**Set problem:**
The records that follow are to be repeated exactly, with the pictures removed.

BEGIN Dataset excerpts

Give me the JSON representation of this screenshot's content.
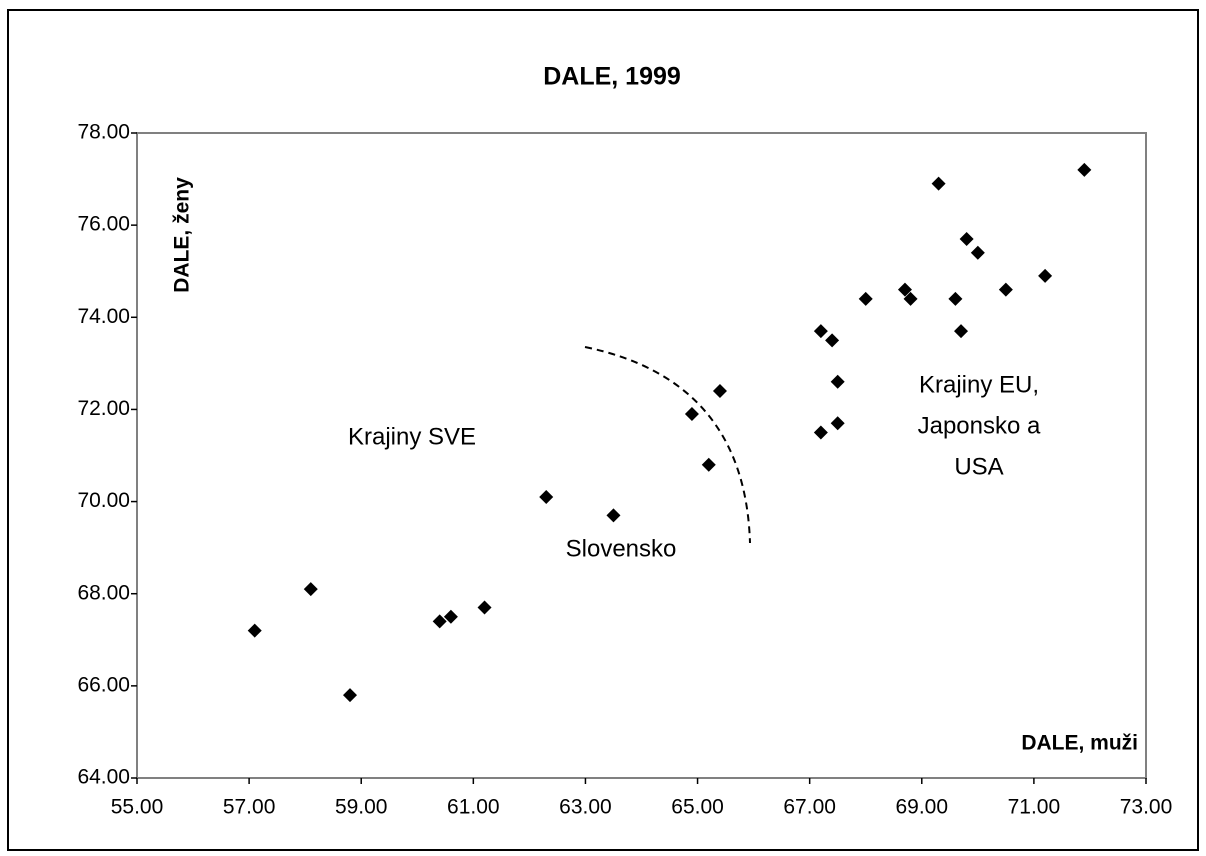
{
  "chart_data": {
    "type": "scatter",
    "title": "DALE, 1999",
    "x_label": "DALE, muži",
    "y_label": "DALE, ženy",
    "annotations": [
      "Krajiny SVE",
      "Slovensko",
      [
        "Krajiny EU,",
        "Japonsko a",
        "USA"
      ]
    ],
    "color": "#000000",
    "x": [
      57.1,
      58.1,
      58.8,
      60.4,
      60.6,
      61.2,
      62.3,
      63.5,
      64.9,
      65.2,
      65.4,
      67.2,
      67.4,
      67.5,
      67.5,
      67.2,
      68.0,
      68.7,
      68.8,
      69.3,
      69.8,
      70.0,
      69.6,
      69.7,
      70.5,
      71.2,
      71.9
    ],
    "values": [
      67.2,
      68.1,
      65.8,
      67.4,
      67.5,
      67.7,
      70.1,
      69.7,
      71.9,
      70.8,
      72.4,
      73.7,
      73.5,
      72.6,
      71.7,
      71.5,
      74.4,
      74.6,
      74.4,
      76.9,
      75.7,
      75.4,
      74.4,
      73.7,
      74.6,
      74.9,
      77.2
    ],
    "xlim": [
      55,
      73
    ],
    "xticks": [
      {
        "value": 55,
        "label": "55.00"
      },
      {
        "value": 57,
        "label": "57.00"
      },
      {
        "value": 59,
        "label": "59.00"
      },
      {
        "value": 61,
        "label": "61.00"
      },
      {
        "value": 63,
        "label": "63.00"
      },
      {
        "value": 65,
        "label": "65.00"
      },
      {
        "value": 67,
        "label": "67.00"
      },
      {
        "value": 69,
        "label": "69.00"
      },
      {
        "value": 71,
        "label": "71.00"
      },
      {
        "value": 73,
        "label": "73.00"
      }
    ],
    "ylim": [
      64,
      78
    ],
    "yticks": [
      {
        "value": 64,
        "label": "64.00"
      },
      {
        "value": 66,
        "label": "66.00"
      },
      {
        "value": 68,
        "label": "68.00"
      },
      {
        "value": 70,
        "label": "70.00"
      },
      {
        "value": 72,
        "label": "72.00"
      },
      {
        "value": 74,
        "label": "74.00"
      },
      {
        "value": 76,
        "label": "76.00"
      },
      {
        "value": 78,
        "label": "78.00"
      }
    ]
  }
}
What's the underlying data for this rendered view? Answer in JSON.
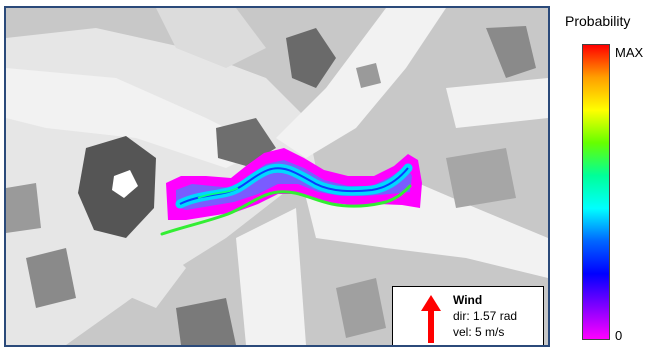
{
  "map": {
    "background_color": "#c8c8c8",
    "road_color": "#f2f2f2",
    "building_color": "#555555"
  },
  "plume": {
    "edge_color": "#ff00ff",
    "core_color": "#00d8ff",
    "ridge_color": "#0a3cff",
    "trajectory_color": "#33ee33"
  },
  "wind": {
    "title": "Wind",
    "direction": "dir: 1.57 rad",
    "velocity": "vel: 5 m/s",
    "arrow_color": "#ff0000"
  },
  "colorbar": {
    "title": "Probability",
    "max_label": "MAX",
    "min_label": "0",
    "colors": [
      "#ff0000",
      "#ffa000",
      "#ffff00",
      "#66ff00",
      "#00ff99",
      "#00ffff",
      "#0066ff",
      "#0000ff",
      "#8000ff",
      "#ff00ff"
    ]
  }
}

END Dataset excerpts

**Result of this exercise:**
Give me the JSON representation of this screenshot's content.
{
  "chart_data": {
    "type": "scatter",
    "title": "DALE, 1999",
    "x_label": "DALE, muži",
    "y_label": "DALE, ženy",
    "annotations": [
      "Krajiny SVE",
      "Slovensko",
      [
        "Krajiny EU,",
        "Japonsko a",
        "USA"
      ]
    ],
    "color": "#000000",
    "x": [
      57.1,
      58.1,
      58.8,
      60.4,
      60.6,
      61.2,
      62.3,
      63.5,
      64.9,
      65.2,
      65.4,
      67.2,
      67.4,
      67.5,
      67.5,
      67.2,
      68.0,
      68.7,
      68.8,
      69.3,
      69.8,
      70.0,
      69.6,
      69.7,
      70.5,
      71.2,
      71.9
    ],
    "values": [
      67.2,
      68.1,
      65.8,
      67.4,
      67.5,
      67.7,
      70.1,
      69.7,
      71.9,
      70.8,
      72.4,
      73.7,
      73.5,
      72.6,
      71.7,
      71.5,
      74.4,
      74.6,
      74.4,
      76.9,
      75.7,
      75.4,
      74.4,
      73.7,
      74.6,
      74.9,
      77.2
    ],
    "xlim": [
      55,
      73
    ],
    "xticks": [
      {
        "value": 55,
        "label": "55.00"
      },
      {
        "value": 57,
        "label": "57.00"
      },
      {
        "value": 59,
        "label": "59.00"
      },
      {
        "value": 61,
        "label": "61.00"
      },
      {
        "value": 63,
        "label": "63.00"
      },
      {
        "value": 65,
        "label": "65.00"
      },
      {
        "value": 67,
        "label": "67.00"
      },
      {
        "value": 69,
        "label": "69.00"
      },
      {
        "value": 71,
        "label": "71.00"
      },
      {
        "value": 73,
        "label": "73.00"
      }
    ],
    "ylim": [
      64,
      78
    ],
    "yticks": [
      {
        "value": 64,
        "label": "64.00"
      },
      {
        "value": 66,
        "label": "66.00"
      },
      {
        "value": 68,
        "label": "68.00"
      },
      {
        "value": 70,
        "label": "70.00"
      },
      {
        "value": 72,
        "label": "72.00"
      },
      {
        "value": 74,
        "label": "74.00"
      },
      {
        "value": 76,
        "label": "76.00"
      },
      {
        "value": 78,
        "label": "78.00"
      }
    ]
  }
}
What's the underlying data for this rendered view? Answer in JSON.
{
  "map": {
    "background_color": "#c8c8c8",
    "road_color": "#f2f2f2",
    "building_color": "#555555"
  },
  "plume": {
    "edge_color": "#ff00ff",
    "core_color": "#00d8ff",
    "ridge_color": "#0a3cff",
    "trajectory_color": "#33ee33"
  },
  "wind": {
    "title": "Wind",
    "direction": "dir: 1.57 rad",
    "velocity": "vel: 5 m/s",
    "arrow_color": "#ff0000"
  },
  "colorbar": {
    "title": "Probability",
    "max_label": "MAX",
    "min_label": "0",
    "colors": [
      "#ff0000",
      "#ffa000",
      "#ffff00",
      "#66ff00",
      "#00ff99",
      "#00ffff",
      "#0066ff",
      "#0000ff",
      "#8000ff",
      "#ff00ff"
    ]
  }
}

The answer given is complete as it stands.